» **Exercise objective**: Quote all of the data that follows exactly as written, skipping the images.

Stored entries:
(begin)
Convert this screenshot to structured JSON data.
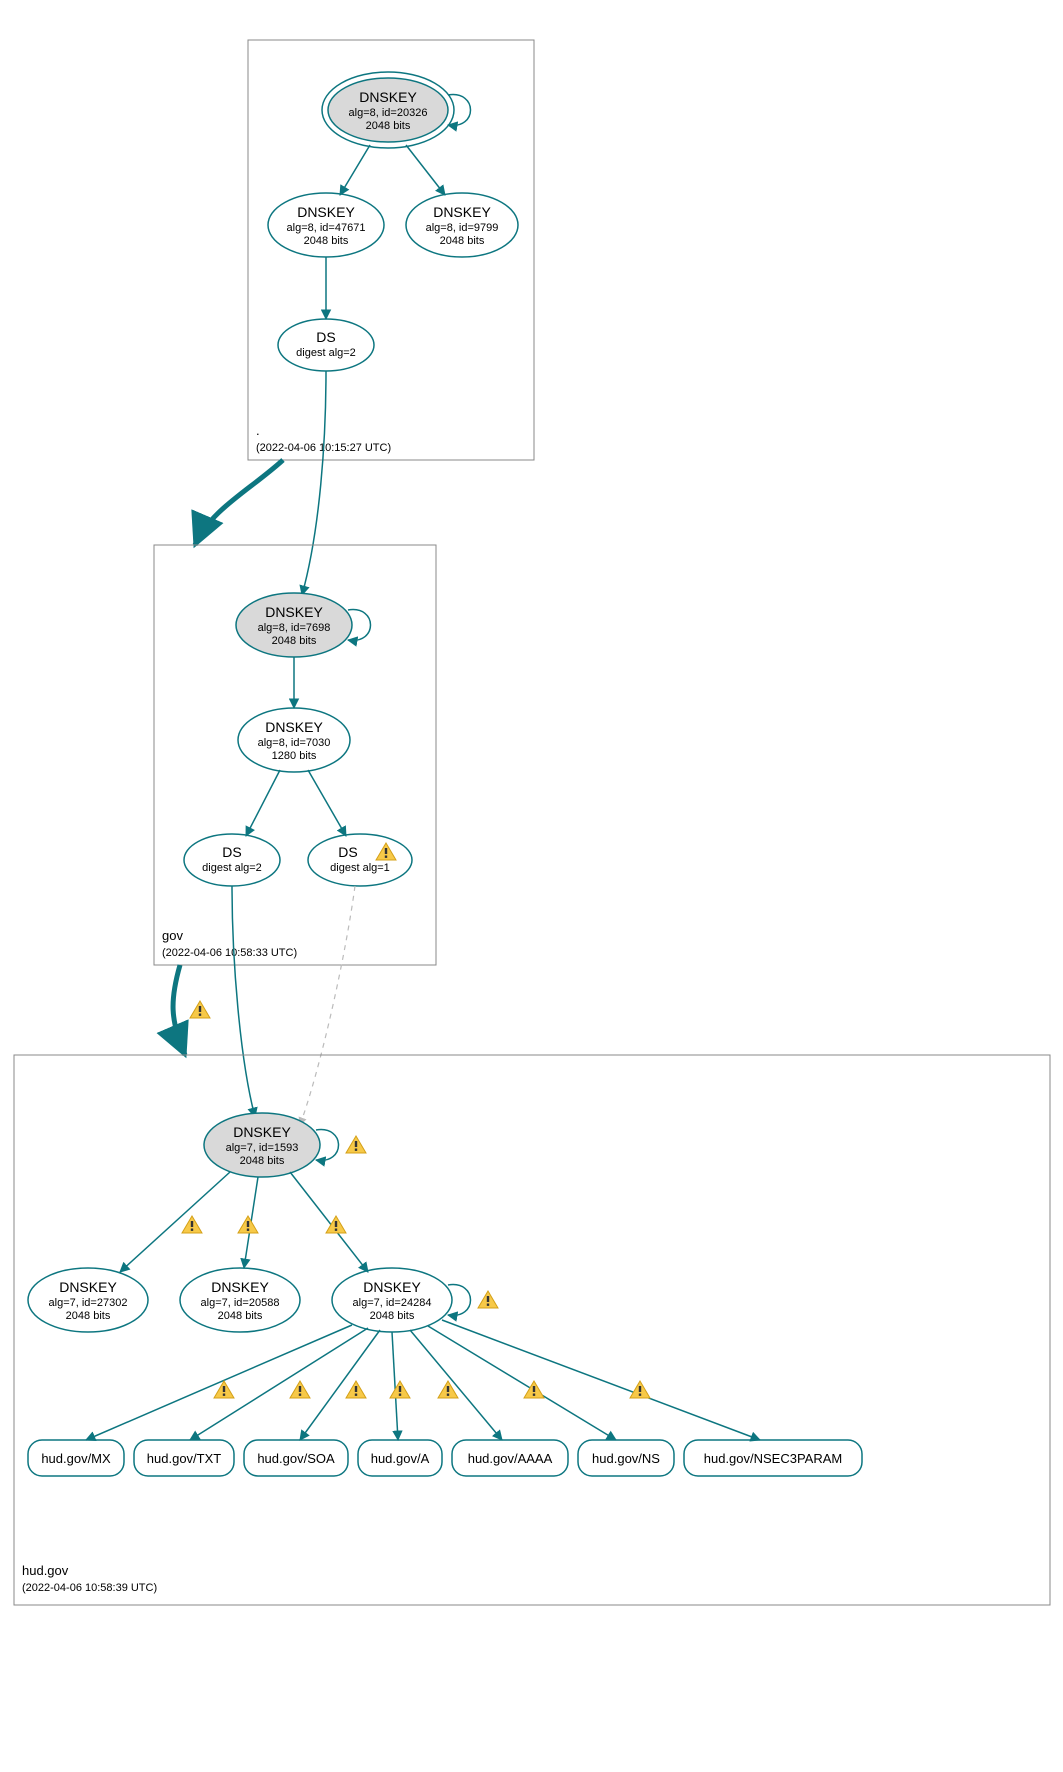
{
  "colors": {
    "stroke": "#0d7680",
    "ksk_fill": "#d9d9d9"
  },
  "zones": {
    "root": {
      "name": ".",
      "timestamp": "(2022-04-06 10:15:27 UTC)"
    },
    "gov": {
      "name": "gov",
      "timestamp": "(2022-04-06 10:58:33 UTC)"
    },
    "hudgov": {
      "name": "hud.gov",
      "timestamp": "(2022-04-06 10:58:39 UTC)"
    }
  },
  "nodes": {
    "root_ksk": {
      "title": "DNSKEY",
      "line2": "alg=8, id=20326",
      "line3": "2048 bits"
    },
    "root_zsk1": {
      "title": "DNSKEY",
      "line2": "alg=8, id=47671",
      "line3": "2048 bits"
    },
    "root_zsk2": {
      "title": "DNSKEY",
      "line2": "alg=8, id=9799",
      "line3": "2048 bits"
    },
    "root_ds": {
      "title": "DS",
      "line2": "digest alg=2"
    },
    "gov_ksk": {
      "title": "DNSKEY",
      "line2": "alg=8, id=7698",
      "line3": "2048 bits"
    },
    "gov_zsk": {
      "title": "DNSKEY",
      "line2": "alg=8, id=7030",
      "line3": "1280 bits"
    },
    "gov_ds1": {
      "title": "DS",
      "line2": "digest alg=2"
    },
    "gov_ds2": {
      "title": "DS",
      "line2": "digest alg=1"
    },
    "hud_ksk": {
      "title": "DNSKEY",
      "line2": "alg=7, id=1593",
      "line3": "2048 bits"
    },
    "hud_zsk1": {
      "title": "DNSKEY",
      "line2": "alg=7, id=27302",
      "line3": "2048 bits"
    },
    "hud_zsk2": {
      "title": "DNSKEY",
      "line2": "alg=7, id=20588",
      "line3": "2048 bits"
    },
    "hud_zsk3": {
      "title": "DNSKEY",
      "line2": "alg=7, id=24284",
      "line3": "2048 bits"
    },
    "rr_mx": {
      "label": "hud.gov/MX"
    },
    "rr_txt": {
      "label": "hud.gov/TXT"
    },
    "rr_soa": {
      "label": "hud.gov/SOA"
    },
    "rr_a": {
      "label": "hud.gov/A"
    },
    "rr_aaaa": {
      "label": "hud.gov/AAAA"
    },
    "rr_ns": {
      "label": "hud.gov/NS"
    },
    "rr_nsec3": {
      "label": "hud.gov/NSEC3PARAM"
    }
  }
}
(end)
» **Response below**:
Convert this screenshot to structured JSON data.
{
  "colors": {
    "stroke": "#0d7680",
    "ksk_fill": "#d9d9d9"
  },
  "zones": {
    "root": {
      "name": ".",
      "timestamp": "(2022-04-06 10:15:27 UTC)"
    },
    "gov": {
      "name": "gov",
      "timestamp": "(2022-04-06 10:58:33 UTC)"
    },
    "hudgov": {
      "name": "hud.gov",
      "timestamp": "(2022-04-06 10:58:39 UTC)"
    }
  },
  "nodes": {
    "root_ksk": {
      "title": "DNSKEY",
      "line2": "alg=8, id=20326",
      "line3": "2048 bits"
    },
    "root_zsk1": {
      "title": "DNSKEY",
      "line2": "alg=8, id=47671",
      "line3": "2048 bits"
    },
    "root_zsk2": {
      "title": "DNSKEY",
      "line2": "alg=8, id=9799",
      "line3": "2048 bits"
    },
    "root_ds": {
      "title": "DS",
      "line2": "digest alg=2"
    },
    "gov_ksk": {
      "title": "DNSKEY",
      "line2": "alg=8, id=7698",
      "line3": "2048 bits"
    },
    "gov_zsk": {
      "title": "DNSKEY",
      "line2": "alg=8, id=7030",
      "line3": "1280 bits"
    },
    "gov_ds1": {
      "title": "DS",
      "line2": "digest alg=2"
    },
    "gov_ds2": {
      "title": "DS",
      "line2": "digest alg=1"
    },
    "hud_ksk": {
      "title": "DNSKEY",
      "line2": "alg=7, id=1593",
      "line3": "2048 bits"
    },
    "hud_zsk1": {
      "title": "DNSKEY",
      "line2": "alg=7, id=27302",
      "line3": "2048 bits"
    },
    "hud_zsk2": {
      "title": "DNSKEY",
      "line2": "alg=7, id=20588",
      "line3": "2048 bits"
    },
    "hud_zsk3": {
      "title": "DNSKEY",
      "line2": "alg=7, id=24284",
      "line3": "2048 bits"
    },
    "rr_mx": {
      "label": "hud.gov/MX"
    },
    "rr_txt": {
      "label": "hud.gov/TXT"
    },
    "rr_soa": {
      "label": "hud.gov/SOA"
    },
    "rr_a": {
      "label": "hud.gov/A"
    },
    "rr_aaaa": {
      "label": "hud.gov/AAAA"
    },
    "rr_ns": {
      "label": "hud.gov/NS"
    },
    "rr_nsec3": {
      "label": "hud.gov/NSEC3PARAM"
    }
  }
}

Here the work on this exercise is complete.